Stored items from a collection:

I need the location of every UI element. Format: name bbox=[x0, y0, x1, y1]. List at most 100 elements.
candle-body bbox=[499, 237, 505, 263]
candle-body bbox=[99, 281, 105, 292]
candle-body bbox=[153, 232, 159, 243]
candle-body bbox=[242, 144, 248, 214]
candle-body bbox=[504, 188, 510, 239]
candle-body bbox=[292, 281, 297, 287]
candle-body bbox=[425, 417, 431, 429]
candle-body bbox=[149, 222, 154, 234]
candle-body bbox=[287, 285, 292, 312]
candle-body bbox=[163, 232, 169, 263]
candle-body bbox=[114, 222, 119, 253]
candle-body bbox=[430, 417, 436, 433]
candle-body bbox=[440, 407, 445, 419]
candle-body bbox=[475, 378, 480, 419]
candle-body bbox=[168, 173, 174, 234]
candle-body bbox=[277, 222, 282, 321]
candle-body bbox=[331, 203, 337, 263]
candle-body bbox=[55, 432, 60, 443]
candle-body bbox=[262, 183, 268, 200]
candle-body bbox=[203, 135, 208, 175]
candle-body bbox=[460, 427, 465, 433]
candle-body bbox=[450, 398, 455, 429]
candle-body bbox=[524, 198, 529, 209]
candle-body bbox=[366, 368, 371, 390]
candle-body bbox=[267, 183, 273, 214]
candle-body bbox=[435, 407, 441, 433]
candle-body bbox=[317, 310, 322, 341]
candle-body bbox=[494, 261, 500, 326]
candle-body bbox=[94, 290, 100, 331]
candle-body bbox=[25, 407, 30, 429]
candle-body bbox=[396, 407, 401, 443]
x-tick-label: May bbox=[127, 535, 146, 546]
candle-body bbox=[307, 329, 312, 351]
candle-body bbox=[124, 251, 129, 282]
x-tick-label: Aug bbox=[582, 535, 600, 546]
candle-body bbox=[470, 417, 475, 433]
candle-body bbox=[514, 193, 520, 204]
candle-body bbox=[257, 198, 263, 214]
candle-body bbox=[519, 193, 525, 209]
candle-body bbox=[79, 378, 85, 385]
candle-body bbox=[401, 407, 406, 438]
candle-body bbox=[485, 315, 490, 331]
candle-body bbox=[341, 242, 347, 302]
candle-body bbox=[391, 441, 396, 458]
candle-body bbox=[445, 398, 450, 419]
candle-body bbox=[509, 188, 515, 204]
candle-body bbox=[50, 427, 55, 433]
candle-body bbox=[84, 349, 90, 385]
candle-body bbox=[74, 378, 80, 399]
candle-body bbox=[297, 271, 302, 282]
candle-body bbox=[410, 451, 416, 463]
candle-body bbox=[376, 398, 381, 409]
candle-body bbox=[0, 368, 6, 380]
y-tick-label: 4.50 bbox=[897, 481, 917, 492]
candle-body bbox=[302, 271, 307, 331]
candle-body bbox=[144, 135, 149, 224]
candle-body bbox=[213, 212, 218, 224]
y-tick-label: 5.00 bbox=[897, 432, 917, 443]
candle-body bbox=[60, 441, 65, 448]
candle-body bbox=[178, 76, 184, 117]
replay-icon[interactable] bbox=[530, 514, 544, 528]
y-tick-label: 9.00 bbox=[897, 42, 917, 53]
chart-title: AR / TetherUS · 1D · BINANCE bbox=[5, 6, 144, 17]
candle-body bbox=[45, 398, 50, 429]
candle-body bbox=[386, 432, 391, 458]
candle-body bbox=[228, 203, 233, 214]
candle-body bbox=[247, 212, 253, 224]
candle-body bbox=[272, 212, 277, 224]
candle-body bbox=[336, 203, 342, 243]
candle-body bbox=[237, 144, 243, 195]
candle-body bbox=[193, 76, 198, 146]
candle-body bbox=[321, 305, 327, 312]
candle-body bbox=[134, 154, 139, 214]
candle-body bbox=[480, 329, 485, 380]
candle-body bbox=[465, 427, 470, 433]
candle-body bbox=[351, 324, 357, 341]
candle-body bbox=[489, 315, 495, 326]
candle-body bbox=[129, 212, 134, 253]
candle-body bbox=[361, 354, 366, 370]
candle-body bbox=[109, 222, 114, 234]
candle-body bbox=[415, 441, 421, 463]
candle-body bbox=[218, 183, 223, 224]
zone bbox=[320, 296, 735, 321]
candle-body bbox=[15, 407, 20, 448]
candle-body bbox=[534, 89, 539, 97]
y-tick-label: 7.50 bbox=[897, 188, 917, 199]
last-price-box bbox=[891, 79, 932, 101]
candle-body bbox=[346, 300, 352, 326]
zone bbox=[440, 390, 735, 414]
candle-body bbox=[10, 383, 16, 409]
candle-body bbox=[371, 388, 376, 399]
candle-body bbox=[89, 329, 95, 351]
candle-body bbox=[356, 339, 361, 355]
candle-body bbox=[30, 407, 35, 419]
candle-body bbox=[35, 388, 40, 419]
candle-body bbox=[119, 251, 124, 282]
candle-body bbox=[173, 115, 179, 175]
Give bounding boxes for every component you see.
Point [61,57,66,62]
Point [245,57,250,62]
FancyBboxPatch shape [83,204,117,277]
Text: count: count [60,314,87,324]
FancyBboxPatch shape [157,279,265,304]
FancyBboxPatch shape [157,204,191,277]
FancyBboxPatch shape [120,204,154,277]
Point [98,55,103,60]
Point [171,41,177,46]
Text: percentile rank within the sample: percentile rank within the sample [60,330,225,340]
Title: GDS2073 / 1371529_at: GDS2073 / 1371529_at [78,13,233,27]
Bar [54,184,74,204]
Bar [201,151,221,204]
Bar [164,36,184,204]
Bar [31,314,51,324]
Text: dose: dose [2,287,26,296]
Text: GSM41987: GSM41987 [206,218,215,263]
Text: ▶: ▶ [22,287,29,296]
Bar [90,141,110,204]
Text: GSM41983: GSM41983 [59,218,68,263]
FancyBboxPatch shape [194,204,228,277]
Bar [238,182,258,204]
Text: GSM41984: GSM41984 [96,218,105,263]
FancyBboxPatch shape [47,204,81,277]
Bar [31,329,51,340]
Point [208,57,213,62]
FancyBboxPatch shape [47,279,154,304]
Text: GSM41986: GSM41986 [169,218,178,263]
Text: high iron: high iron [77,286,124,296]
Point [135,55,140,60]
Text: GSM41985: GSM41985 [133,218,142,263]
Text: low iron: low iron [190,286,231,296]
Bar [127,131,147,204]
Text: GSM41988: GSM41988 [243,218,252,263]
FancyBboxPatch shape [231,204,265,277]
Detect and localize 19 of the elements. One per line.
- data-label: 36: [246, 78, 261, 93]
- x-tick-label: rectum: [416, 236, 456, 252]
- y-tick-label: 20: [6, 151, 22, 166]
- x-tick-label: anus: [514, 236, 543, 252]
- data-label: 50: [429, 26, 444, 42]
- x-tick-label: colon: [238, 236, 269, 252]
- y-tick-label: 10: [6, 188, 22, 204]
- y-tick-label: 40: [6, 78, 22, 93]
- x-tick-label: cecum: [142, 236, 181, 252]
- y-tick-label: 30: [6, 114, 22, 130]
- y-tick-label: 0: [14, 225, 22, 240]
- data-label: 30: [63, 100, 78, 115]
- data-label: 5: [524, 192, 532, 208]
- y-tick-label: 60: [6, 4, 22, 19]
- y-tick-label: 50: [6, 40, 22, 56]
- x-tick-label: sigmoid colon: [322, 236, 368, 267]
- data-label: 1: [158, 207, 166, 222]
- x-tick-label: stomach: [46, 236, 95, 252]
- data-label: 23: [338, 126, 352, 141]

● **Your task**
Give back, word for word, the lines of the records from the very first one through the line that contains "candle-body bbox=[60, 441, 65, 448]", with both ends included.

● **Output below**
I need the location of every UI element. Format: name bbox=[x0, y0, x1, y1]. List at most 100 elements.
candle-body bbox=[499, 237, 505, 263]
candle-body bbox=[99, 281, 105, 292]
candle-body bbox=[153, 232, 159, 243]
candle-body bbox=[242, 144, 248, 214]
candle-body bbox=[504, 188, 510, 239]
candle-body bbox=[292, 281, 297, 287]
candle-body bbox=[425, 417, 431, 429]
candle-body bbox=[149, 222, 154, 234]
candle-body bbox=[287, 285, 292, 312]
candle-body bbox=[163, 232, 169, 263]
candle-body bbox=[114, 222, 119, 253]
candle-body bbox=[430, 417, 436, 433]
candle-body bbox=[440, 407, 445, 419]
candle-body bbox=[475, 378, 480, 419]
candle-body bbox=[168, 173, 174, 234]
candle-body bbox=[277, 222, 282, 321]
candle-body bbox=[331, 203, 337, 263]
candle-body bbox=[55, 432, 60, 443]
candle-body bbox=[262, 183, 268, 200]
candle-body bbox=[203, 135, 208, 175]
candle-body bbox=[460, 427, 465, 433]
candle-body bbox=[450, 398, 455, 429]
candle-body bbox=[524, 198, 529, 209]
candle-body bbox=[366, 368, 371, 390]
candle-body bbox=[267, 183, 273, 214]
candle-body bbox=[435, 407, 441, 433]
candle-body bbox=[317, 310, 322, 341]
candle-body bbox=[494, 261, 500, 326]
candle-body bbox=[94, 290, 100, 331]
candle-body bbox=[25, 407, 30, 429]
candle-body bbox=[396, 407, 401, 443]
x-tick-label: May bbox=[127, 535, 146, 546]
candle-body bbox=[307, 329, 312, 351]
candle-body bbox=[124, 251, 129, 282]
x-tick-label: Aug bbox=[582, 535, 600, 546]
candle-body bbox=[470, 417, 475, 433]
candle-body bbox=[514, 193, 520, 204]
candle-body bbox=[257, 198, 263, 214]
candle-body bbox=[519, 193, 525, 209]
candle-body bbox=[79, 378, 85, 385]
candle-body bbox=[401, 407, 406, 438]
candle-body bbox=[485, 315, 490, 331]
candle-body bbox=[341, 242, 347, 302]
candle-body bbox=[391, 441, 396, 458]
candle-body bbox=[445, 398, 450, 419]
candle-body bbox=[509, 188, 515, 204]
candle-body bbox=[50, 427, 55, 433]
candle-body bbox=[84, 349, 90, 385]
candle-body bbox=[74, 378, 80, 399]
candle-body bbox=[297, 271, 302, 282]
candle-body bbox=[410, 451, 416, 463]
candle-body bbox=[376, 398, 381, 409]
candle-body bbox=[0, 368, 6, 380]
y-tick-label: 4.50 bbox=[897, 481, 917, 492]
candle-body bbox=[302, 271, 307, 331]
candle-body bbox=[144, 135, 149, 224]
candle-body bbox=[213, 212, 218, 224]
y-tick-label: 5.00 bbox=[897, 432, 917, 443]
candle-body bbox=[60, 441, 65, 448]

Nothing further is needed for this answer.